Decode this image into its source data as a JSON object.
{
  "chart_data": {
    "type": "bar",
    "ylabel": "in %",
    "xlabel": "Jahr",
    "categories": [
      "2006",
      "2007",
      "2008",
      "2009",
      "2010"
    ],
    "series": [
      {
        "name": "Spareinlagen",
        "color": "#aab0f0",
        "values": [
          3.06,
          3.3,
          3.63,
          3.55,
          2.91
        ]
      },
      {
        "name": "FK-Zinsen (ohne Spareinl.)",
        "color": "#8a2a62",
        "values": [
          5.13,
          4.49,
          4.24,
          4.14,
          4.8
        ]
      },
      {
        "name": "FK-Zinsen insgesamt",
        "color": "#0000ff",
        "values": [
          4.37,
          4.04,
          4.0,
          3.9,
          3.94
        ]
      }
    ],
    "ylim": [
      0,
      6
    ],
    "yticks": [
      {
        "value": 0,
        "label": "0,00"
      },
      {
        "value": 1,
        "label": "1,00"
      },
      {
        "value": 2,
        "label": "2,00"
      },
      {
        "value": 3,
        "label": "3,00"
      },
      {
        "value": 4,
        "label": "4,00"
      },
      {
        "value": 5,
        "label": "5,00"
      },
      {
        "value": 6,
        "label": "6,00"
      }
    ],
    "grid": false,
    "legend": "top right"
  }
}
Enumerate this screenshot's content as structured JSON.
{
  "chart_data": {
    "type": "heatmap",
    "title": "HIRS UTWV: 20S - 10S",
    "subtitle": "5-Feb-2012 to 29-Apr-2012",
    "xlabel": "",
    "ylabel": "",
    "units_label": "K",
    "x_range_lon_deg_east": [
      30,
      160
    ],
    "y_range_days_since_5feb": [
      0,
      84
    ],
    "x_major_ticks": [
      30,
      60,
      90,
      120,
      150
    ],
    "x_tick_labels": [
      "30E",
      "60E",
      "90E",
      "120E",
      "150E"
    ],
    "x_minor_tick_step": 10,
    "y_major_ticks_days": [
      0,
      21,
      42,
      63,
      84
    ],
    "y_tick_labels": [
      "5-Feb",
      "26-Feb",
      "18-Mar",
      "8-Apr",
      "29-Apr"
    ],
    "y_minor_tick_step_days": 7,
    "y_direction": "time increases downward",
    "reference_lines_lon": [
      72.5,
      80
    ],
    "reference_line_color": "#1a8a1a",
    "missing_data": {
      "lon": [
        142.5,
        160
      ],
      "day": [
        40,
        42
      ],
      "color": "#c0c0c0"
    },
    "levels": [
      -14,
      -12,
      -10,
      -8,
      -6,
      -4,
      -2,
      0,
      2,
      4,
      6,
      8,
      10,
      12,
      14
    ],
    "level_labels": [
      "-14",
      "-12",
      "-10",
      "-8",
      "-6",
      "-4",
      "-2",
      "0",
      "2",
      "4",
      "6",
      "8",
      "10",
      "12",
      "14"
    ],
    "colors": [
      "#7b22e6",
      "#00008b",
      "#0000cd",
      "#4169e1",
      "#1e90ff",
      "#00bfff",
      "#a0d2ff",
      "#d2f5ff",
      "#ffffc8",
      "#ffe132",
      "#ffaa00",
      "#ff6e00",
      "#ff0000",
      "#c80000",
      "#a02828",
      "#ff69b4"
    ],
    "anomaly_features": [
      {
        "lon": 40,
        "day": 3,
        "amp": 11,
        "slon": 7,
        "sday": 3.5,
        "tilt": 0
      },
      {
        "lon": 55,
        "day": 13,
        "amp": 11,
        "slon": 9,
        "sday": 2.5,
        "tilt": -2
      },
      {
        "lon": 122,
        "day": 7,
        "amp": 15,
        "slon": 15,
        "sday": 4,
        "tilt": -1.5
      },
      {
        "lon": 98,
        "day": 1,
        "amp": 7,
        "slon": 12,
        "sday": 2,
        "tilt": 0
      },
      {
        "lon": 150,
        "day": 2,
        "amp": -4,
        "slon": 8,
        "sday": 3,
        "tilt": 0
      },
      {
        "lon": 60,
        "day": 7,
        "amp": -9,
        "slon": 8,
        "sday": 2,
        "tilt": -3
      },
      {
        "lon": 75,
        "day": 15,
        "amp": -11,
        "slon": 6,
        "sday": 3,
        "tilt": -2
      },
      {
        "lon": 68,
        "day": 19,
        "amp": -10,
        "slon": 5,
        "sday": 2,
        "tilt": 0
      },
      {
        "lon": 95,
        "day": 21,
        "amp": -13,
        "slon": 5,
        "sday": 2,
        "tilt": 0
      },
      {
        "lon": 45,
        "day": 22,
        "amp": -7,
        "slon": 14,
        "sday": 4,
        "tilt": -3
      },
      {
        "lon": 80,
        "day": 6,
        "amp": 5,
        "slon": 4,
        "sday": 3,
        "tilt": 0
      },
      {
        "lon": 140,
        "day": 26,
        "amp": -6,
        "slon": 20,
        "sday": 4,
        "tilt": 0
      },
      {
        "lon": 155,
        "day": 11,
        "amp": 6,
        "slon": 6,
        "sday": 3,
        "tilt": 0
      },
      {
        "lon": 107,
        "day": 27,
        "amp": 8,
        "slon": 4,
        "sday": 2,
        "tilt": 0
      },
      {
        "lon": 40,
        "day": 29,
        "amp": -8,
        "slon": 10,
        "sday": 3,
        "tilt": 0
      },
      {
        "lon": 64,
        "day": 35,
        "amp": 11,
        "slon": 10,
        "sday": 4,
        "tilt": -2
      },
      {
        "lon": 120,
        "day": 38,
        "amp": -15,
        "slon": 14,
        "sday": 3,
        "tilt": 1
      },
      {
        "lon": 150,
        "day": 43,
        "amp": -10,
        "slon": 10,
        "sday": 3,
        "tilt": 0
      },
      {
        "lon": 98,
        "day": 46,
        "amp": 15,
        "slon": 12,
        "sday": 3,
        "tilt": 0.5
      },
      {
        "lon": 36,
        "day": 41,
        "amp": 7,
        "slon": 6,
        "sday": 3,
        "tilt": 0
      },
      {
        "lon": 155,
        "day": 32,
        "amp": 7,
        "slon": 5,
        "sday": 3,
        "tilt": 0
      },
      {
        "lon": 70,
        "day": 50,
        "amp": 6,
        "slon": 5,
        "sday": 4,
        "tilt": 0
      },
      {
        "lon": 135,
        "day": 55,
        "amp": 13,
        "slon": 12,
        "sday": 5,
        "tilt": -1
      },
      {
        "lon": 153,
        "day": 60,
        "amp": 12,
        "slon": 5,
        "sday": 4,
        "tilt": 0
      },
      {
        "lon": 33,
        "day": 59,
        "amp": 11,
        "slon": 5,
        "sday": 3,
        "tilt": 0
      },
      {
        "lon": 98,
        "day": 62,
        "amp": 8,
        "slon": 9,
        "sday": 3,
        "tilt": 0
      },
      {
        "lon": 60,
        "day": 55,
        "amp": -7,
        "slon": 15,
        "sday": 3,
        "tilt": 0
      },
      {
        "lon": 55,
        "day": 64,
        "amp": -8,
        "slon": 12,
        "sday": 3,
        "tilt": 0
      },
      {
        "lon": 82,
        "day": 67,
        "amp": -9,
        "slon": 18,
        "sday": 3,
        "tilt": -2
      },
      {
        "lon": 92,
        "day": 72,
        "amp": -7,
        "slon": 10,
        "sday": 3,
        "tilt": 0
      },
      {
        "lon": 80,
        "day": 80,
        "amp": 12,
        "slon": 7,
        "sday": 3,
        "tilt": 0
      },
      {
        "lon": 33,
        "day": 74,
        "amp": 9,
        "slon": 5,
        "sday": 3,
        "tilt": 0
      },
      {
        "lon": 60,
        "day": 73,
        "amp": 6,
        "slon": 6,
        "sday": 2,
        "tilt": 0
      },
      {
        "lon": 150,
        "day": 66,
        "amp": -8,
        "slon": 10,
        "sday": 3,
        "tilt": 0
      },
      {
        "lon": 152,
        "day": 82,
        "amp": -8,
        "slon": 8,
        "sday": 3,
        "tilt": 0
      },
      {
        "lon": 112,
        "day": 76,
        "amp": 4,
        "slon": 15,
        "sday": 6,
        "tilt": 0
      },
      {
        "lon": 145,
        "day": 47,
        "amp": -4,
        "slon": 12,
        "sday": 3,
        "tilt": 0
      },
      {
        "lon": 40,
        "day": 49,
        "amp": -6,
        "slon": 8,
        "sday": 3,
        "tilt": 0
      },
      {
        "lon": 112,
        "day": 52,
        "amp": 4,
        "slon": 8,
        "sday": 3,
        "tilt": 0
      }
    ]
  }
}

——————

#### Exercise aim
Each line in the listing above that contains "name" should be copied.

#### Answer to this task
        "name": "Spareinlagen",
        "name": "FK-Zinsen (ohne Spareinl.)",
        "name": "FK-Zinsen insgesamt",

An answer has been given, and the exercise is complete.